Stored data:
** Start **

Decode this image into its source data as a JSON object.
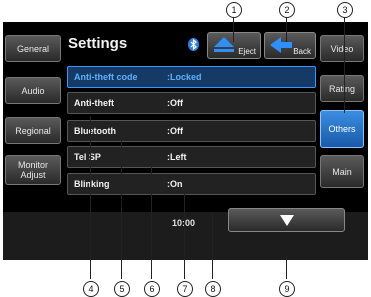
{
  "screen": {
    "title": "Settings",
    "top_buttons": {
      "eject": "Eject",
      "back": "Back"
    },
    "left_tabs": [
      "General",
      "Audio",
      "Regional",
      "Monitor Adjust"
    ],
    "right_tabs": [
      "Video",
      "Rating",
      "Others",
      "Main"
    ],
    "active_right_tab": "Others",
    "rows": [
      {
        "key": "Anti-theft code",
        "value": ":Locked",
        "selected": true
      },
      {
        "key": "Anti-theft",
        "value": ":Off",
        "selected": false
      },
      {
        "key": "Bluetooth",
        "value": ":Off",
        "selected": false
      },
      {
        "key": "Tel SP",
        "value": ":Left",
        "selected": false
      },
      {
        "key": "Blinking",
        "value": ":On",
        "selected": false
      }
    ],
    "clock": "10:00",
    "icons": [
      "bluetooth-icon",
      "eject-icon",
      "back-arrow-icon",
      "down-arrow-icon"
    ],
    "accent": "#3f95ff"
  },
  "callouts": {
    "top": [
      "1",
      "2",
      "3"
    ],
    "bottom": [
      "4",
      "5",
      "6",
      "7",
      "8",
      "9"
    ]
  }
}
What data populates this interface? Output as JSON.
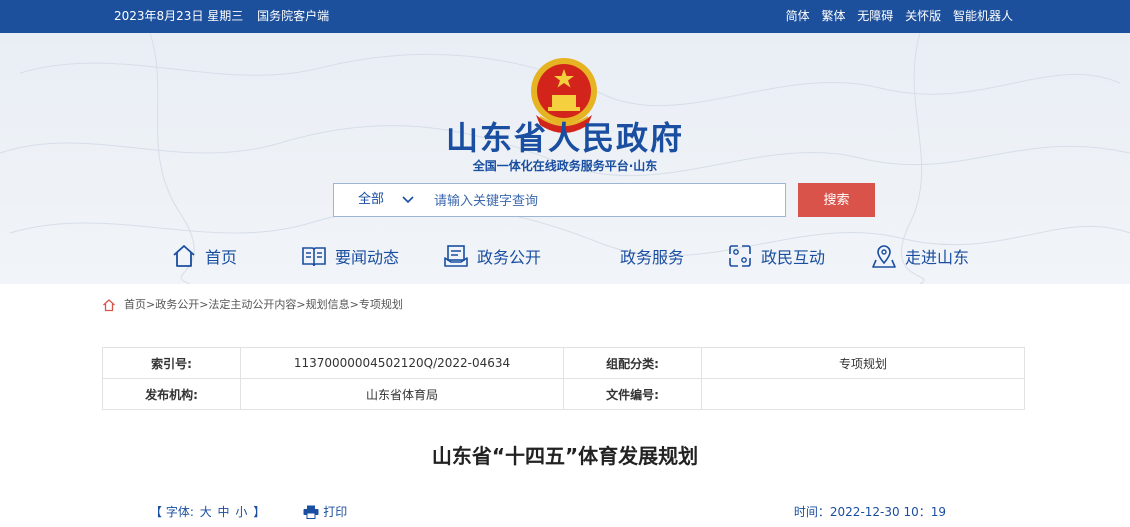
{
  "topbar": {
    "date": "2023年8月23日 星期三",
    "client": "国务院客户端",
    "links": [
      "简体",
      "繁体",
      "无障碍",
      "关怀版",
      "智能机器人"
    ]
  },
  "header": {
    "title": "山东省人民政府",
    "subtitle": "全国一体化在线政务服务平台·山东"
  },
  "search": {
    "scope": "全部",
    "placeholder": "请输入关键字查询",
    "button": "搜索"
  },
  "nav": [
    {
      "label": "首页",
      "icon": "home-icon"
    },
    {
      "label": "要闻动态",
      "icon": "book-icon"
    },
    {
      "label": "政务公开",
      "icon": "document-icon"
    },
    {
      "label": "政务服务",
      "icon": ""
    },
    {
      "label": "政民互动",
      "icon": "interaction-icon"
    },
    {
      "label": "走进山东",
      "icon": "location-icon"
    }
  ],
  "breadcrumb": "首页>政务公开>法定主动公开内容>规划信息>专项规划",
  "meta": {
    "index_label": "索引号:",
    "index_value": "11370000004502120Q/2022-04634",
    "category_label": "组配分类:",
    "category_value": "专项规划",
    "publisher_label": "发布机构:",
    "publisher_value": "山东省体育局",
    "docno_label": "文件编号:",
    "docno_value": ""
  },
  "doc_title": "山东省“十四五”体育发展规划",
  "tools": {
    "font_prefix": "【 字体:",
    "font_large": "大",
    "font_medium": "中",
    "font_small": "小",
    "font_suffix": "】",
    "print": "打印"
  },
  "time": "时间：2022-12-30 10：19",
  "colors": {
    "topbar": "#1c4f9c",
    "brand": "#1a4ea0",
    "search_button": "#d9534a"
  }
}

** End **

▶ [WHAT TO DO]: Quote the records in full and exactly; skip any image.

▶ [ANSWER BELOW]:
Decode this image into its source data as a JSON object.
{
  "screen": {
    "title": "Settings",
    "top_buttons": {
      "eject": "Eject",
      "back": "Back"
    },
    "left_tabs": [
      "General",
      "Audio",
      "Regional",
      "Monitor Adjust"
    ],
    "right_tabs": [
      "Video",
      "Rating",
      "Others",
      "Main"
    ],
    "active_right_tab": "Others",
    "rows": [
      {
        "key": "Anti-theft code",
        "value": ":Locked",
        "selected": true
      },
      {
        "key": "Anti-theft",
        "value": ":Off",
        "selected": false
      },
      {
        "key": "Bluetooth",
        "value": ":Off",
        "selected": false
      },
      {
        "key": "Tel SP",
        "value": ":Left",
        "selected": false
      },
      {
        "key": "Blinking",
        "value": ":On",
        "selected": false
      }
    ],
    "clock": "10:00",
    "icons": [
      "bluetooth-icon",
      "eject-icon",
      "back-arrow-icon",
      "down-arrow-icon"
    ],
    "accent": "#3f95ff"
  },
  "callouts": {
    "top": [
      "1",
      "2",
      "3"
    ],
    "bottom": [
      "4",
      "5",
      "6",
      "7",
      "8",
      "9"
    ]
  }
}
What data populates this interface? Output as JSON.
{
  "topbar": {
    "date": "2023年8月23日 星期三",
    "client": "国务院客户端",
    "links": [
      "简体",
      "繁体",
      "无障碍",
      "关怀版",
      "智能机器人"
    ]
  },
  "header": {
    "title": "山东省人民政府",
    "subtitle": "全国一体化在线政务服务平台·山东"
  },
  "search": {
    "scope": "全部",
    "placeholder": "请输入关键字查询",
    "button": "搜索"
  },
  "nav": [
    {
      "label": "首页",
      "icon": "home-icon"
    },
    {
      "label": "要闻动态",
      "icon": "book-icon"
    },
    {
      "label": "政务公开",
      "icon": "document-icon"
    },
    {
      "label": "政务服务",
      "icon": ""
    },
    {
      "label": "政民互动",
      "icon": "interaction-icon"
    },
    {
      "label": "走进山东",
      "icon": "location-icon"
    }
  ],
  "breadcrumb": "首页>政务公开>法定主动公开内容>规划信息>专项规划",
  "meta": {
    "index_label": "索引号:",
    "index_value": "11370000004502120Q/2022-04634",
    "category_label": "组配分类:",
    "category_value": "专项规划",
    "publisher_label": "发布机构:",
    "publisher_value": "山东省体育局",
    "docno_label": "文件编号:",
    "docno_value": ""
  },
  "doc_title": "山东省“十四五”体育发展规划",
  "tools": {
    "font_prefix": "【 字体:",
    "font_large": "大",
    "font_medium": "中",
    "font_small": "小",
    "font_suffix": "】",
    "print": "打印"
  },
  "time": "时间：2022-12-30 10：19",
  "colors": {
    "topbar": "#1c4f9c",
    "brand": "#1a4ea0",
    "search_button": "#d9534a"
  }
}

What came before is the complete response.